**EXERCISE REQUIREMENTS**
From the entries below, copy every line that holds the word "xlabel".

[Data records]
────────────────
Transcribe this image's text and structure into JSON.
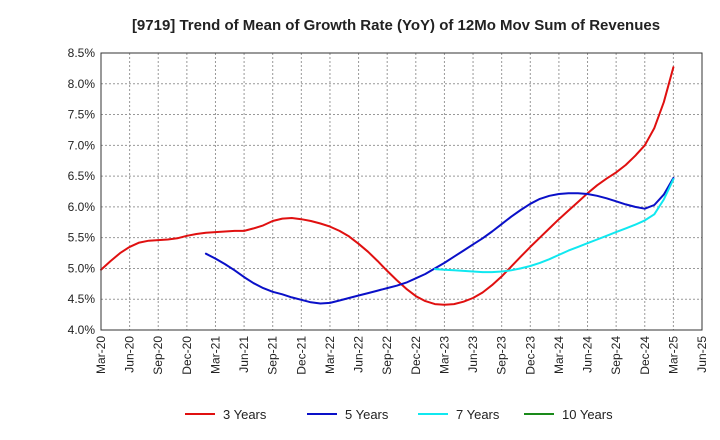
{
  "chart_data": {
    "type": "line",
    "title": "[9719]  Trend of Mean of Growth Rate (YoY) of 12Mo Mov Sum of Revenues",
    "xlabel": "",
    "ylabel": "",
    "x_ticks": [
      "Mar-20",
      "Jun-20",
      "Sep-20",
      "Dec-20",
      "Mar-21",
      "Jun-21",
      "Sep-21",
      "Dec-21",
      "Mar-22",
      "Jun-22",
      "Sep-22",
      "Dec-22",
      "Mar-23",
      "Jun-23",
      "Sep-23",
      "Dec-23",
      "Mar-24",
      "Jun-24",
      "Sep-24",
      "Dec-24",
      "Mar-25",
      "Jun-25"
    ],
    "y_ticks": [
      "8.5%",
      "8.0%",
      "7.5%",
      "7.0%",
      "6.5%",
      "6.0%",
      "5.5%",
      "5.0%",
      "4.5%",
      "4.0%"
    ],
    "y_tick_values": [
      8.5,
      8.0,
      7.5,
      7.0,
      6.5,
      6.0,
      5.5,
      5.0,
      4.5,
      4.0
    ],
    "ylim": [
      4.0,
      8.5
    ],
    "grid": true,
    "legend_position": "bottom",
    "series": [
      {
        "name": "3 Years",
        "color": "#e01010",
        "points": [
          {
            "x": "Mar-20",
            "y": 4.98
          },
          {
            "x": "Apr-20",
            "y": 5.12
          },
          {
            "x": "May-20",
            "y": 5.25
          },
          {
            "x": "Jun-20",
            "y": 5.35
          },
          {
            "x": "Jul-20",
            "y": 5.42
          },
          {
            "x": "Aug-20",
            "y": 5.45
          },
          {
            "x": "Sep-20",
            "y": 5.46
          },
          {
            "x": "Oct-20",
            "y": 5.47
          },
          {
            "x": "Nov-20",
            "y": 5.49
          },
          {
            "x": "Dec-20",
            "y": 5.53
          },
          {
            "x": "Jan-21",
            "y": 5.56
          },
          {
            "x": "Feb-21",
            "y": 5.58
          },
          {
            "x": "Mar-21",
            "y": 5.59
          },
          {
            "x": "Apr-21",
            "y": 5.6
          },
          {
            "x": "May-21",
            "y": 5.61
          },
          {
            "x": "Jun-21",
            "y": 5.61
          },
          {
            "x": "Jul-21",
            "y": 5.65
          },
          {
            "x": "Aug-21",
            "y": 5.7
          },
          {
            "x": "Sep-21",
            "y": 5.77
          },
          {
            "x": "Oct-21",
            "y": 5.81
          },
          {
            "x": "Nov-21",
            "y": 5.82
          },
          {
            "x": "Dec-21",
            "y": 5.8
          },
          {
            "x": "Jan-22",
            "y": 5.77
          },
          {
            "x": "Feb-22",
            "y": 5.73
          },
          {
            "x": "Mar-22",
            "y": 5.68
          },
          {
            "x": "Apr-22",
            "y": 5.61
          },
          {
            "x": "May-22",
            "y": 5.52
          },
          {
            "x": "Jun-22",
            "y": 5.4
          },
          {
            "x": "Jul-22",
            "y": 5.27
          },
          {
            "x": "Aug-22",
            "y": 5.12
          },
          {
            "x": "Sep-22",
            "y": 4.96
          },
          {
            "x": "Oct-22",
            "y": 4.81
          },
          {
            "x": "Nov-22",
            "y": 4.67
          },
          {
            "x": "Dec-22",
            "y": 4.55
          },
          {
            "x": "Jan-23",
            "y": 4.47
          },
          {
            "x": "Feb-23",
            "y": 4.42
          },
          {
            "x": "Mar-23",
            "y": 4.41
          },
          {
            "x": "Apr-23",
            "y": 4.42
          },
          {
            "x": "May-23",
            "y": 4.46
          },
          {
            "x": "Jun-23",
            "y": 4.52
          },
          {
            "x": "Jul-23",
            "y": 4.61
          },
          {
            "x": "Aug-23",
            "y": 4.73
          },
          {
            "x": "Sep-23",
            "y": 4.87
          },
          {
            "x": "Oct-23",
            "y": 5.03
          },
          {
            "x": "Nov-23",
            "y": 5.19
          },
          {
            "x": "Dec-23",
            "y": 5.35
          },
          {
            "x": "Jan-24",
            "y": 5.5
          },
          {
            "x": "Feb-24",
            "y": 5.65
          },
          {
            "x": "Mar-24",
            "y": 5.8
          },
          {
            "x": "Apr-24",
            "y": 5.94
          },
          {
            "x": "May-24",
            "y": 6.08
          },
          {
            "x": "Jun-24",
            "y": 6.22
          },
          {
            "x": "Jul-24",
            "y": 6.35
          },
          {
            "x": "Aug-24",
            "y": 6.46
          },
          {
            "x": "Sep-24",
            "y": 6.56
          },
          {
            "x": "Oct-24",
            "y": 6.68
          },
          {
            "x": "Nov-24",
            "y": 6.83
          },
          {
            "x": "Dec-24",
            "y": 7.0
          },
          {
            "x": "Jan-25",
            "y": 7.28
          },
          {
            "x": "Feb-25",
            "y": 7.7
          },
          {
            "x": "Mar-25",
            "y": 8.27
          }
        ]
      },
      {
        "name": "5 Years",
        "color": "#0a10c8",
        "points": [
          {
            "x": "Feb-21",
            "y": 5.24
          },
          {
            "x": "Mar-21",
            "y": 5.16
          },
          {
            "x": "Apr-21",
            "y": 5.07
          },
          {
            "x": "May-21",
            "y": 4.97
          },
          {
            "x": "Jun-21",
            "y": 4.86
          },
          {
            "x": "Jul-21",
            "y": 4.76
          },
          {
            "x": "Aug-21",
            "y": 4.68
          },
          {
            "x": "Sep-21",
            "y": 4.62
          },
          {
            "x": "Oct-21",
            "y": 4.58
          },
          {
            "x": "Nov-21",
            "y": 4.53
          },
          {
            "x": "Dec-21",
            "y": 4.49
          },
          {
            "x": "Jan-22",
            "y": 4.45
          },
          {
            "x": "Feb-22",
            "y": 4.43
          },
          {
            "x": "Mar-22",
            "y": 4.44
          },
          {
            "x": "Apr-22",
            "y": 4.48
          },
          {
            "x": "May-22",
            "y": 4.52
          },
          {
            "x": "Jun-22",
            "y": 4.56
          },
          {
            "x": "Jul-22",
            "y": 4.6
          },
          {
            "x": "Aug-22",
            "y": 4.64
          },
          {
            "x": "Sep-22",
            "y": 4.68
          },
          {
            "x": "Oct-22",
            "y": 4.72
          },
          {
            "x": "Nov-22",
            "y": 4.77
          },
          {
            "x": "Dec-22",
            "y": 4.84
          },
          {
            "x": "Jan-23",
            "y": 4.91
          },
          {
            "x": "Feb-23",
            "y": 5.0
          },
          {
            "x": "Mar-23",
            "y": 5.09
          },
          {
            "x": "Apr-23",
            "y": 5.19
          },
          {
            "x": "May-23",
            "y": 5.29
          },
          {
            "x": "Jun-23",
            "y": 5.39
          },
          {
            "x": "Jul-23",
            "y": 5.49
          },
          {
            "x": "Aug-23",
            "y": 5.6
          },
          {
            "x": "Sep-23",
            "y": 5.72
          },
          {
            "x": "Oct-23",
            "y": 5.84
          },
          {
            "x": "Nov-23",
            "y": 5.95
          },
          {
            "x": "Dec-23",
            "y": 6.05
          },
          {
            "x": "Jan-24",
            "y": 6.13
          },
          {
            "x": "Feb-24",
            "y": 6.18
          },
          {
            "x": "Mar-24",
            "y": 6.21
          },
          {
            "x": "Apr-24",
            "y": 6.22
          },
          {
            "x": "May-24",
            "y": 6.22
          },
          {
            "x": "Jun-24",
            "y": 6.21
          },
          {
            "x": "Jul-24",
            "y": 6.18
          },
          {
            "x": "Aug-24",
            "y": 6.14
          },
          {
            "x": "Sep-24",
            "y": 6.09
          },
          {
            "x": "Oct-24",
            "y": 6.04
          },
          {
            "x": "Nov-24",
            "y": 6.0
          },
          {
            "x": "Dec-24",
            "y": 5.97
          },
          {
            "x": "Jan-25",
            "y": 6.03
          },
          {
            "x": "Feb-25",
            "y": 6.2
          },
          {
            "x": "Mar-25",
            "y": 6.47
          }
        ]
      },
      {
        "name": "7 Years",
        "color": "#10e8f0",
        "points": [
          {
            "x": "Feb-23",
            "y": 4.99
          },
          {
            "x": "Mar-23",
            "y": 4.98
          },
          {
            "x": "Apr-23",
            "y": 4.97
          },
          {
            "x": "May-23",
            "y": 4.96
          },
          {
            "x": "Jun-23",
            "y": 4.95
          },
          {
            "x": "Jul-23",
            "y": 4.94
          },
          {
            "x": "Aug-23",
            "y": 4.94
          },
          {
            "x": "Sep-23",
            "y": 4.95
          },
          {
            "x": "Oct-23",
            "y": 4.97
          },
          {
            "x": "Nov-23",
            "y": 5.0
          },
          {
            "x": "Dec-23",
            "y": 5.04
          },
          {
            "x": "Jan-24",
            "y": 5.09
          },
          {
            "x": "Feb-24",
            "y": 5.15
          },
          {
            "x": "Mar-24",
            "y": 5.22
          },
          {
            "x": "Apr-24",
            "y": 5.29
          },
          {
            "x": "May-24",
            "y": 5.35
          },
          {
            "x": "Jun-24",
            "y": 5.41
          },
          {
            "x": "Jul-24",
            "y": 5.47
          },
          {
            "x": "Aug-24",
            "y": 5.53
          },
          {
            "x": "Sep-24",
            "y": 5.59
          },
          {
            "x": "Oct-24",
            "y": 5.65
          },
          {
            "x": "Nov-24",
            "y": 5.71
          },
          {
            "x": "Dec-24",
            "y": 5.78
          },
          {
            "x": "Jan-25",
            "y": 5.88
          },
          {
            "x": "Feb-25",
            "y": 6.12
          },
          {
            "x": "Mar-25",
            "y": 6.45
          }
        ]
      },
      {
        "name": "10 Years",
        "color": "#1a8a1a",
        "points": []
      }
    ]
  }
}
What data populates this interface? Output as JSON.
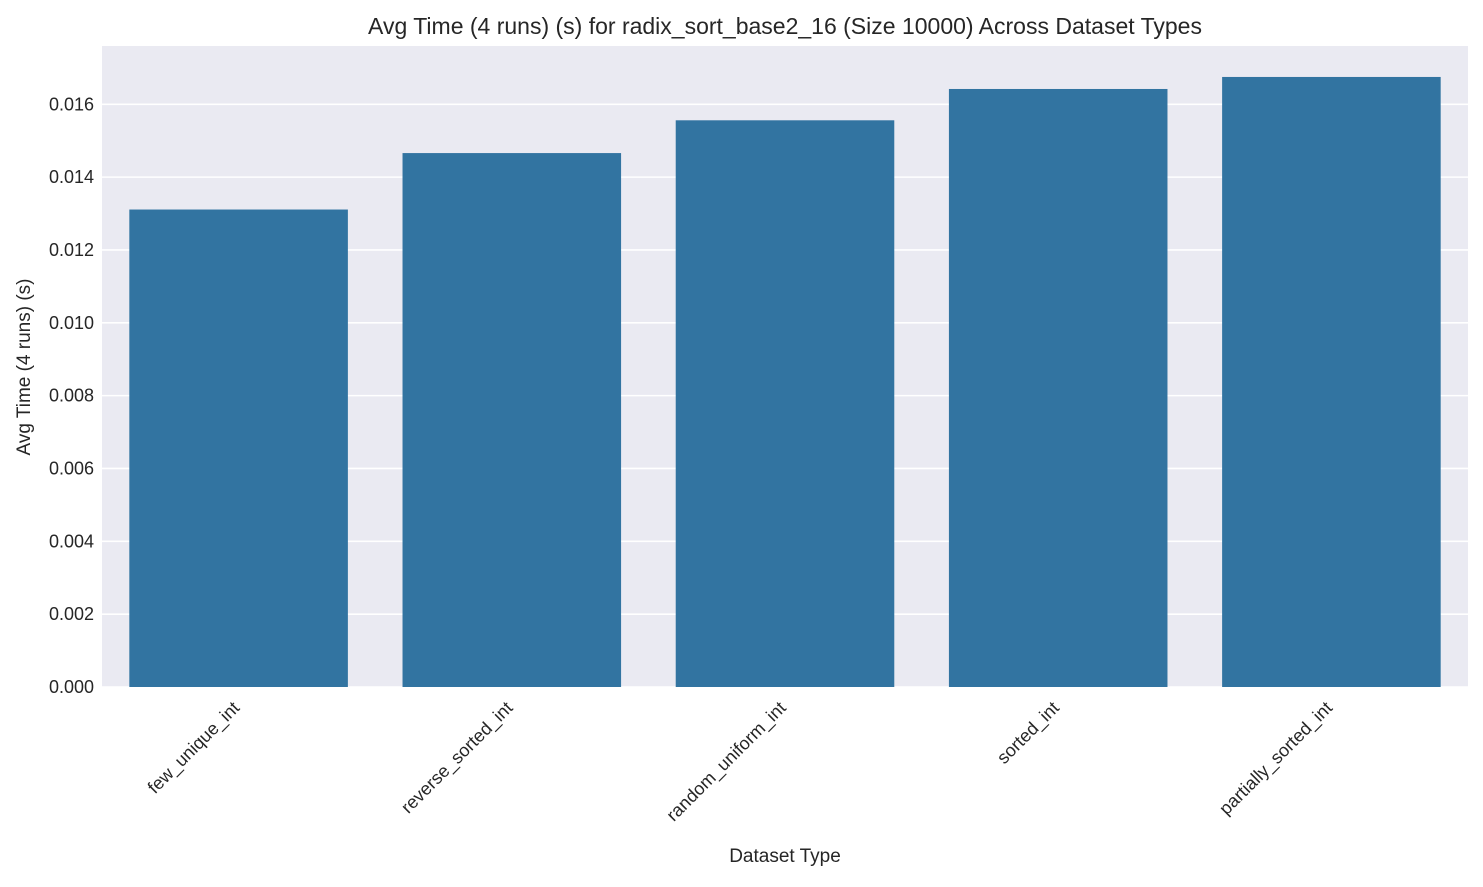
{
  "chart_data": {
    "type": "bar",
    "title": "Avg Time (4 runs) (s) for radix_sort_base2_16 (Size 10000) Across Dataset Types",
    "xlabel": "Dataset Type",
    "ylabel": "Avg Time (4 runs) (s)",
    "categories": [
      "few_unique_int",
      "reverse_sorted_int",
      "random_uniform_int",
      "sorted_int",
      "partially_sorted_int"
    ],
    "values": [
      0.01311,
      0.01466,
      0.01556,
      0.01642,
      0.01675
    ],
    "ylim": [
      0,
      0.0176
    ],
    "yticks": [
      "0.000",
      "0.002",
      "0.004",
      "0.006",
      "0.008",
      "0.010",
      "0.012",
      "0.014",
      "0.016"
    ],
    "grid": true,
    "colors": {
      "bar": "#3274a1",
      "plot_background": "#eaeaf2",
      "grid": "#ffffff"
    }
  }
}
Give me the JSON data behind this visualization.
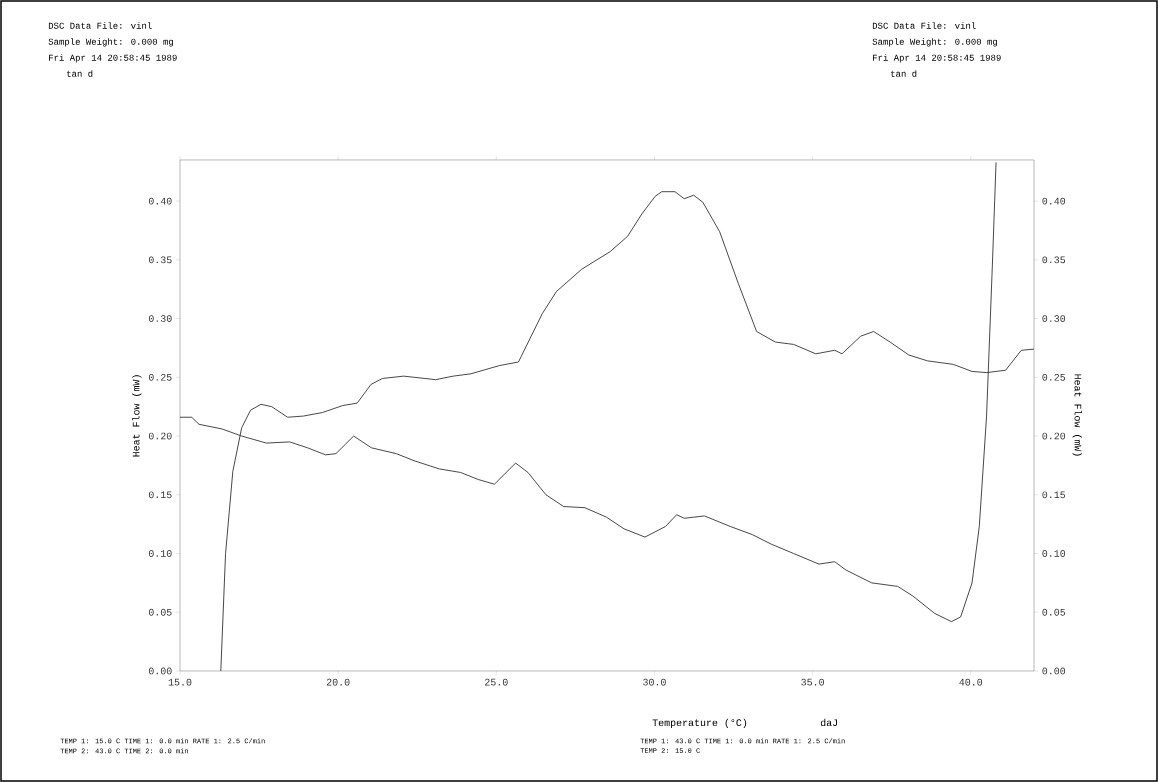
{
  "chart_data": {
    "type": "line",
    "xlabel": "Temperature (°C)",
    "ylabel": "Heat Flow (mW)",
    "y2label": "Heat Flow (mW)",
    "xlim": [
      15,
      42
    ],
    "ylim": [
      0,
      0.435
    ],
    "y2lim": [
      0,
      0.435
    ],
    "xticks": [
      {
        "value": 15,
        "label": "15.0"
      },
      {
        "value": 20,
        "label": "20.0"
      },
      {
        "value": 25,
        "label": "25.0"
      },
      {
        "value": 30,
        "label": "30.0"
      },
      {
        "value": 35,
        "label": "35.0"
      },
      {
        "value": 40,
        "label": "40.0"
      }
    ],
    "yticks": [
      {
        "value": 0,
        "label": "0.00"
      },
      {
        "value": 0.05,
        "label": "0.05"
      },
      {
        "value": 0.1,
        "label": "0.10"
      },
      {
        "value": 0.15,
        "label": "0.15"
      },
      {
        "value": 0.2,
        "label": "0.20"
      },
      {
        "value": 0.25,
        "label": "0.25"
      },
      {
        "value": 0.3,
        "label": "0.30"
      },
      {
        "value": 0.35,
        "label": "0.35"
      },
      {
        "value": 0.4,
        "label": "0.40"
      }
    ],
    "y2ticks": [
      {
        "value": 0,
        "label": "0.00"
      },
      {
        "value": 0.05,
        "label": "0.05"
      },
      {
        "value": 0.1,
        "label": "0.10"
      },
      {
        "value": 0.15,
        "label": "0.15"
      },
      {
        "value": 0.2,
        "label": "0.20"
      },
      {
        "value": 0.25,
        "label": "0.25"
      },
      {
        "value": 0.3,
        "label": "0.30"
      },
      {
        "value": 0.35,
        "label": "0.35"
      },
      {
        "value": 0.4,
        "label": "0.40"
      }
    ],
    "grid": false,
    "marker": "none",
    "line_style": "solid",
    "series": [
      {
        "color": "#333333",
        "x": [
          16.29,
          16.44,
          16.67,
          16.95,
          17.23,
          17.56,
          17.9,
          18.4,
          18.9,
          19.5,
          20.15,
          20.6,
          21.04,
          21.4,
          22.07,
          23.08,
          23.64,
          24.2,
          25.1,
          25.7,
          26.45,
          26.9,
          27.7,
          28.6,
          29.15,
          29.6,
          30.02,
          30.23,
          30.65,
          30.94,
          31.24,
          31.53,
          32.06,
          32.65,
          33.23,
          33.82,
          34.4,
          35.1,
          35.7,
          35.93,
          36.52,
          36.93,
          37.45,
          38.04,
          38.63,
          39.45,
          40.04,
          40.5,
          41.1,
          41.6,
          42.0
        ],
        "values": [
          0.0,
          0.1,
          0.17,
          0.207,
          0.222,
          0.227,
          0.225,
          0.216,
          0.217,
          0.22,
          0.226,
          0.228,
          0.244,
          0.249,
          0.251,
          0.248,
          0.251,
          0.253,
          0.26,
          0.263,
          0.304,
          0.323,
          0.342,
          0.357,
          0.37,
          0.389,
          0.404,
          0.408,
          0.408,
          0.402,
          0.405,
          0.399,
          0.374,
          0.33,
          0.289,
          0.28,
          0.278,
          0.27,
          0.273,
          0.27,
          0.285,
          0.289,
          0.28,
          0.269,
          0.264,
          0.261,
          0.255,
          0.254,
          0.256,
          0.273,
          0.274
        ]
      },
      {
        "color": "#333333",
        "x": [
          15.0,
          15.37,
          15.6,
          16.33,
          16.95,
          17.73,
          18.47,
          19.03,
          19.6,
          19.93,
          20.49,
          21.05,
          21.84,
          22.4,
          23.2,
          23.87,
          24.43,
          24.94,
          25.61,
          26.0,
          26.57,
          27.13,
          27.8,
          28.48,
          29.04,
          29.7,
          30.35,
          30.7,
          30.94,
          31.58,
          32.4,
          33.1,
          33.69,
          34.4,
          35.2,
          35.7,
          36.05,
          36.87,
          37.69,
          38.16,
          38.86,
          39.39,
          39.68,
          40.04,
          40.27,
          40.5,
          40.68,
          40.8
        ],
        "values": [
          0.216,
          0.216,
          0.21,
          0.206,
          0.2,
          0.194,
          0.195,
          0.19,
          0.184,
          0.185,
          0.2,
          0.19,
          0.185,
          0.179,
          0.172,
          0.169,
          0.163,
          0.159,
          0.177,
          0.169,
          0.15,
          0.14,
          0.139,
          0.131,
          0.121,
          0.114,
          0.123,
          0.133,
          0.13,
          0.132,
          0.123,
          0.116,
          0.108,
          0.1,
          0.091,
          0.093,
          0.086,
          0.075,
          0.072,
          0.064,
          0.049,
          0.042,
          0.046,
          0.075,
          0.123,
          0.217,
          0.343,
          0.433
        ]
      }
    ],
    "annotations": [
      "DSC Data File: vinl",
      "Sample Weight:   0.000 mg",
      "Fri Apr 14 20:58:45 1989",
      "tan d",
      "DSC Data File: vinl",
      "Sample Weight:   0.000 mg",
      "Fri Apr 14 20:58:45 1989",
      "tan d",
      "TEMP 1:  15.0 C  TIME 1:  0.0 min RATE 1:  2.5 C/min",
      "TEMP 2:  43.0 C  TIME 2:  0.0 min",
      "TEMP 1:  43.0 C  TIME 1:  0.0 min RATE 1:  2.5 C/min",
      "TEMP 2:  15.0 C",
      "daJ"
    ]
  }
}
────────────────
**WRITTEN SOLUTION**
    "xlabel": "",
    "xlabel": "Dataset Type",
    "xlabel": "Temperature (°C)",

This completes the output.